> _Extracted entries_:
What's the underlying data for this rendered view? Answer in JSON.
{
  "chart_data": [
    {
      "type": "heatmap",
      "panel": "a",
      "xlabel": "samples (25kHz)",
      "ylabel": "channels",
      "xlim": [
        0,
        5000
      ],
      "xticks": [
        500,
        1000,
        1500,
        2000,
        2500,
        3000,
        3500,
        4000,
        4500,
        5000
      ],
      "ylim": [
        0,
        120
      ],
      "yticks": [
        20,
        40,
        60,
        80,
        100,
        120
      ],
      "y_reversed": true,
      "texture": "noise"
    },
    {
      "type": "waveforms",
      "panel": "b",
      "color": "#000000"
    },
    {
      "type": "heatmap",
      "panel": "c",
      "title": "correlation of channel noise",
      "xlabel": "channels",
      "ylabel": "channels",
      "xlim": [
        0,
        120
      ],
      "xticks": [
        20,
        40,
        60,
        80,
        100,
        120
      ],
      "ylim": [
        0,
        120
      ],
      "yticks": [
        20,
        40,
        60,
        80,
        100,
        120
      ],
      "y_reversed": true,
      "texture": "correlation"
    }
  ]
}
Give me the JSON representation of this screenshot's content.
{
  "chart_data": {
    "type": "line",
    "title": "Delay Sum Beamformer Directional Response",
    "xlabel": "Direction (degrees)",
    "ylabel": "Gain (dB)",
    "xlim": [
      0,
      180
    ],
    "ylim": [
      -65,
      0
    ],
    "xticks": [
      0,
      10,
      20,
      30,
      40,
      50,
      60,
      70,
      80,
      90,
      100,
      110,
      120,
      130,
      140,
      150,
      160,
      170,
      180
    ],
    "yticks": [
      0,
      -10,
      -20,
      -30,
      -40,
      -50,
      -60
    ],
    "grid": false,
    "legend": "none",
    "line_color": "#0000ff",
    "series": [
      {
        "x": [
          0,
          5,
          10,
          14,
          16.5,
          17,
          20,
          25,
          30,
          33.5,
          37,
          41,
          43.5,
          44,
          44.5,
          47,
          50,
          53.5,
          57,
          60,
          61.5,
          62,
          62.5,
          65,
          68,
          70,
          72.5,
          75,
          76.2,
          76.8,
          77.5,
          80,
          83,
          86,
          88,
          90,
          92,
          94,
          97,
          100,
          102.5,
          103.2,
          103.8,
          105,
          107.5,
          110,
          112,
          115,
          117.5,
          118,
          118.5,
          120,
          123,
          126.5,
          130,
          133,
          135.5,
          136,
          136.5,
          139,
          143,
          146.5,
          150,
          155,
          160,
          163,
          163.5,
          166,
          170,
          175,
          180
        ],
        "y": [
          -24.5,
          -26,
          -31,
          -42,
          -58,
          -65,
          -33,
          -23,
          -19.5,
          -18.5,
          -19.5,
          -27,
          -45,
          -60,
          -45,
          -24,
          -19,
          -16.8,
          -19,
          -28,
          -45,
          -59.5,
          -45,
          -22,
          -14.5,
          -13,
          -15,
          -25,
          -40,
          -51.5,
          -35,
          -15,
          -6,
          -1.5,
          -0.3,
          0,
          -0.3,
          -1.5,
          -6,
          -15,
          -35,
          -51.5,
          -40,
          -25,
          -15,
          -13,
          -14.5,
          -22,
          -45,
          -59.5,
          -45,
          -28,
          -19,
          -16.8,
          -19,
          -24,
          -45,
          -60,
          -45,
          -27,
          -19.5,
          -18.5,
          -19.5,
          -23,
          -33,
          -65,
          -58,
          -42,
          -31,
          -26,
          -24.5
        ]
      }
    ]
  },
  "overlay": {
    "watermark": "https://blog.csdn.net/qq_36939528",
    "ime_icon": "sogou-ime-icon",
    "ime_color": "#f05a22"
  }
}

> _Work to do_: Track down every line of the material containing the string "correlation", and copy it.

> _Final answer_:
      "title": "correlation of channel noise",
      "texture": "correlation"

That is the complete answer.